GIVEN EXERCISE -
Every entry must be copied word for word.

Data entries
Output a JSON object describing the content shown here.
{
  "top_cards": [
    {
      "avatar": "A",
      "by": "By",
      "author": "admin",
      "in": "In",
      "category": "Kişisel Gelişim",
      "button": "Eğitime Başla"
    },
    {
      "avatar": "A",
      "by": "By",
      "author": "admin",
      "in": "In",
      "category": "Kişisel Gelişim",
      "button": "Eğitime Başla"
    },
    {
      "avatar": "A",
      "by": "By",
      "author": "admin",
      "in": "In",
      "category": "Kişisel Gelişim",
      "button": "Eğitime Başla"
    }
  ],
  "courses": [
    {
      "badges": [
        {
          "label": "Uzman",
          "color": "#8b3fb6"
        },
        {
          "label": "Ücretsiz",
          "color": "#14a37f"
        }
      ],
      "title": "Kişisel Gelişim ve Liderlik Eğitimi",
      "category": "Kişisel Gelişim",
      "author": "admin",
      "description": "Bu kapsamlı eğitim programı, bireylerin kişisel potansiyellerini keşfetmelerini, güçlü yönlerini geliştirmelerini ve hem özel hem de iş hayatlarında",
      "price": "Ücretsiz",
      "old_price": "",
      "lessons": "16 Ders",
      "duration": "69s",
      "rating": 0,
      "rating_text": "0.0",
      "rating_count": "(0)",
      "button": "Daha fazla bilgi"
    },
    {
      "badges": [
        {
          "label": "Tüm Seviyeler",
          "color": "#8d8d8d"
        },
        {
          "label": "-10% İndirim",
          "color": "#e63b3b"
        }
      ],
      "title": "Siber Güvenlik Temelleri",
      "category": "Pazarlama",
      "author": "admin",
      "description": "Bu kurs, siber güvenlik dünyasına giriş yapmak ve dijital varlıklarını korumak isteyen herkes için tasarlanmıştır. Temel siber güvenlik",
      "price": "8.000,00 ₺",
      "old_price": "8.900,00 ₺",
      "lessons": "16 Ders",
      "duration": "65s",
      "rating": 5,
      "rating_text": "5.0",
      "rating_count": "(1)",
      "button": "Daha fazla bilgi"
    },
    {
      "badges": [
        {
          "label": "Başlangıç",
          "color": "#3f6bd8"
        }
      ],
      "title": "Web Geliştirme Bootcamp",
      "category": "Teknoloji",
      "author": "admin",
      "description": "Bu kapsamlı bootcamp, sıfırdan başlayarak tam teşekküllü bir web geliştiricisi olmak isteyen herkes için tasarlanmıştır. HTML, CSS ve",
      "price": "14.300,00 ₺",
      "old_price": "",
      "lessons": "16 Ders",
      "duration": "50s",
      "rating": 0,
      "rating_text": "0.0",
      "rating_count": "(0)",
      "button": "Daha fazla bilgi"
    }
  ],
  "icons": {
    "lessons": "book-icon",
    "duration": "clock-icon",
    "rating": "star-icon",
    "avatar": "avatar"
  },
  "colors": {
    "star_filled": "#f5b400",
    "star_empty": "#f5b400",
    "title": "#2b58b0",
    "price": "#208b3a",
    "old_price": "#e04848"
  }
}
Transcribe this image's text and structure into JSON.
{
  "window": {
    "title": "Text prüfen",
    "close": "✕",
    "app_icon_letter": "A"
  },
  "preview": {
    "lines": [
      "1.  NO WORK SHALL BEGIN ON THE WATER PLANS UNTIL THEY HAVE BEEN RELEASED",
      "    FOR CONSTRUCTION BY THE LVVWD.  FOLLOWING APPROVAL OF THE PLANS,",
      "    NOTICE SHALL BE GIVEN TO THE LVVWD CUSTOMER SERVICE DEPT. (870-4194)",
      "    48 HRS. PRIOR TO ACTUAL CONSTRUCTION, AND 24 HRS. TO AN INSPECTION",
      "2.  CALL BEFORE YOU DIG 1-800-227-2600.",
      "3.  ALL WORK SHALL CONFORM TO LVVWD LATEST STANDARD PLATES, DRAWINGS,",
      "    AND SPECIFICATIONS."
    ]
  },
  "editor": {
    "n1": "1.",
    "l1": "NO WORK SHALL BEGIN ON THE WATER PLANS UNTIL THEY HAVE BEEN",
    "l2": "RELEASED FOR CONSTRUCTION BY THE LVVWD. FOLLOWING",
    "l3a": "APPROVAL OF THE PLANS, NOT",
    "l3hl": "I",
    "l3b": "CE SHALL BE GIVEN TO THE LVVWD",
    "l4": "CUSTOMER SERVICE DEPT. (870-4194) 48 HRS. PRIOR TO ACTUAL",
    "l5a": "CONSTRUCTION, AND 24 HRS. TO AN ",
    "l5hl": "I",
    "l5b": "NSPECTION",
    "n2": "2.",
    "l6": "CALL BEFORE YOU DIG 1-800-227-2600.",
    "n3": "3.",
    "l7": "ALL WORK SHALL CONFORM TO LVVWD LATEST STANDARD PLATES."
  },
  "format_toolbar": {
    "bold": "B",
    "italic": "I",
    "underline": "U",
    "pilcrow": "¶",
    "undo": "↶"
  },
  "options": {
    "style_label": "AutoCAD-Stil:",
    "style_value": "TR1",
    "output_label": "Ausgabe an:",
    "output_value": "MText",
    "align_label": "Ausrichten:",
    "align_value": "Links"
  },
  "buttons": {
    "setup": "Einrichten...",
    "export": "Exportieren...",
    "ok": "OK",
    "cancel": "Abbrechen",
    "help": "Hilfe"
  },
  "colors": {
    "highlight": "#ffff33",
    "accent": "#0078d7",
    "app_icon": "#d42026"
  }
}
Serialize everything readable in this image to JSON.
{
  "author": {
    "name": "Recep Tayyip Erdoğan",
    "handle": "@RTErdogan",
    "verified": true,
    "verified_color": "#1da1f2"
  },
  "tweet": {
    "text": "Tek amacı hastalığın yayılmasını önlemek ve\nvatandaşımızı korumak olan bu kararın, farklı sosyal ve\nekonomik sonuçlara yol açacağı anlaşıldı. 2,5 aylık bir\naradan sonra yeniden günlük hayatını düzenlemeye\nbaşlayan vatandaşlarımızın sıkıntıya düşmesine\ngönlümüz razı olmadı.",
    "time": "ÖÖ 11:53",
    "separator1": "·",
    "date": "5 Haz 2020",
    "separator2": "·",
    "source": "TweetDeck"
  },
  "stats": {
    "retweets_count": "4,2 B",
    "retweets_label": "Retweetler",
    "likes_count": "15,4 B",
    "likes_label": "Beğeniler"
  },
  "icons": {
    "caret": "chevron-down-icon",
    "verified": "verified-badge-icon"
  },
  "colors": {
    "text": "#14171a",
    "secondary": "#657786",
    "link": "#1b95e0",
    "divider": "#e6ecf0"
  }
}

EXERCISE RESPONSE -
Output a JSON object describing the content shown here.
{
  "top_cards": [
    {
      "avatar": "A",
      "by": "By",
      "author": "admin",
      "in": "In",
      "category": "Kişisel Gelişim",
      "button": "Eğitime Başla"
    },
    {
      "avatar": "A",
      "by": "By",
      "author": "admin",
      "in": "In",
      "category": "Kişisel Gelişim",
      "button": "Eğitime Başla"
    },
    {
      "avatar": "A",
      "by": "By",
      "author": "admin",
      "in": "In",
      "category": "Kişisel Gelişim",
      "button": "Eğitime Başla"
    }
  ],
  "courses": [
    {
      "badges": [
        {
          "label": "Uzman",
          "color": "#8b3fb6"
        },
        {
          "label": "Ücretsiz",
          "color": "#14a37f"
        }
      ],
      "title": "Kişisel Gelişim ve Liderlik Eğitimi",
      "category": "Kişisel Gelişim",
      "author": "admin",
      "description": "Bu kapsamlı eğitim programı, bireylerin kişisel potansiyellerini keşfetmelerini, güçlü yönlerini geliştirmelerini ve hem özel hem de iş hayatlarında",
      "price": "Ücretsiz",
      "old_price": "",
      "lessons": "16 Ders",
      "duration": "69s",
      "rating": 0,
      "rating_text": "0.0",
      "rating_count": "(0)",
      "button": "Daha fazla bilgi"
    },
    {
      "badges": [
        {
          "label": "Tüm Seviyeler",
          "color": "#8d8d8d"
        },
        {
          "label": "-10% İndirim",
          "color": "#e63b3b"
        }
      ],
      "title": "Siber Güvenlik Temelleri",
      "category": "Pazarlama",
      "author": "admin",
      "description": "Bu kurs, siber güvenlik dünyasına giriş yapmak ve dijital varlıklarını korumak isteyen herkes için tasarlanmıştır. Temel siber güvenlik",
      "price": "8.000,00 ₺",
      "old_price": "8.900,00 ₺",
      "lessons": "16 Ders",
      "duration": "65s",
      "rating": 5,
      "rating_text": "5.0",
      "rating_count": "(1)",
      "button": "Daha fazla bilgi"
    },
    {
      "badges": [
        {
          "label": "Başlangıç",
          "color": "#3f6bd8"
        }
      ],
      "title": "Web Geliştirme Bootcamp",
      "category": "Teknoloji",
      "author": "admin",
      "description": "Bu kapsamlı bootcamp, sıfırdan başlayarak tam teşekküllü bir web geliştiricisi olmak isteyen herkes için tasarlanmıştır. HTML, CSS ve",
      "price": "14.300,00 ₺",
      "old_price": "",
      "lessons": "16 Ders",
      "duration": "50s",
      "rating": 0,
      "rating_text": "0.0",
      "rating_count": "(0)",
      "button": "Daha fazla bilgi"
    }
  ],
  "icons": {
    "lessons": "book-icon",
    "duration": "clock-icon",
    "rating": "star-icon",
    "avatar": "avatar"
  },
  "colors": {
    "star_filled": "#f5b400",
    "star_empty": "#f5b400",
    "title": "#2b58b0",
    "price": "#208b3a",
    "old_price": "#e04848"
  }
}
Transcribe this image's text and structure into JSON.
{
  "window": {
    "title": "Text prüfen",
    "close": "✕",
    "app_icon_letter": "A"
  },
  "preview": {
    "lines": [
      "1.  NO WORK SHALL BEGIN ON THE WATER PLANS UNTIL THEY HAVE BEEN RELEASED",
      "    FOR CONSTRUCTION BY THE LVVWD.  FOLLOWING APPROVAL OF THE PLANS,",
      "    NOTICE SHALL BE GIVEN TO THE LVVWD CUSTOMER SERVICE DEPT. (870-4194)",
      "    48 HRS. PRIOR TO ACTUAL CONSTRUCTION, AND 24 HRS. TO AN INSPECTION",
      "2.  CALL BEFORE YOU DIG 1-800-227-2600.",
      "3.  ALL WORK SHALL CONFORM TO LVVWD LATEST STANDARD PLATES, DRAWINGS,",
      "    AND SPECIFICATIONS."
    ]
  },
  "editor": {
    "n1": "1.",
    "l1": "NO WORK SHALL BEGIN ON THE WATER PLANS UNTIL THEY HAVE BEEN",
    "l2": "RELEASED FOR CONSTRUCTION BY THE LVVWD. FOLLOWING",
    "l3a": "APPROVAL OF THE PLANS, NOT",
    "l3hl": "I",
    "l3b": "CE SHALL BE GIVEN TO THE LVVWD",
    "l4": "CUSTOMER SERVICE DEPT. (870-4194) 48 HRS. PRIOR TO ACTUAL",
    "l5a": "CONSTRUCTION, AND 24 HRS. TO AN ",
    "l5hl": "I",
    "l5b": "NSPECTION",
    "n2": "2.",
    "l6": "CALL BEFORE YOU DIG 1-800-227-2600.",
    "n3": "3.",
    "l7": "ALL WORK SHALL CONFORM TO LVVWD LATEST STANDARD PLATES."
  },
  "format_toolbar": {
    "bold": "B",
    "italic": "I",
    "underline": "U",
    "pilcrow": "¶",
    "undo": "↶"
  },
  "options": {
    "style_label": "AutoCAD-Stil:",
    "style_value": "TR1",
    "output_label": "Ausgabe an:",
    "output_value": "MText",
    "align_label": "Ausrichten:",
    "align_value": "Links"
  },
  "buttons": {
    "setup": "Einrichten...",
    "export": "Exportieren...",
    "ok": "OK",
    "cancel": "Abbrechen",
    "help": "Hilfe"
  },
  "colors": {
    "highlight": "#ffff33",
    "accent": "#0078d7",
    "app_icon": "#d42026"
  }
}
Serialize everything readable in this image to JSON.
{
  "author": {
    "name": "Recep Tayyip Erdoğan",
    "handle": "@RTErdogan",
    "verified": true,
    "verified_color": "#1da1f2"
  },
  "tweet": {
    "text": "Tek amacı hastalığın yayılmasını önlemek ve\nvatandaşımızı korumak olan bu kararın, farklı sosyal ve\nekonomik sonuçlara yol açacağı anlaşıldı. 2,5 aylık bir\naradan sonra yeniden günlük hayatını düzenlemeye\nbaşlayan vatandaşlarımızın sıkıntıya düşmesine\ngönlümüz razı olmadı.",
    "time": "ÖÖ 11:53",
    "separator1": "·",
    "date": "5 Haz 2020",
    "separator2": "·",
    "source": "TweetDeck"
  },
  "stats": {
    "retweets_count": "4,2 B",
    "retweets_label": "Retweetler",
    "likes_count": "15,4 B",
    "likes_label": "Beğeniler"
  },
  "icons": {
    "caret": "chevron-down-icon",
    "verified": "verified-badge-icon"
  },
  "colors": {
    "text": "#14171a",
    "secondary": "#657786",
    "link": "#1b95e0",
    "divider": "#e6ecf0"
  }
}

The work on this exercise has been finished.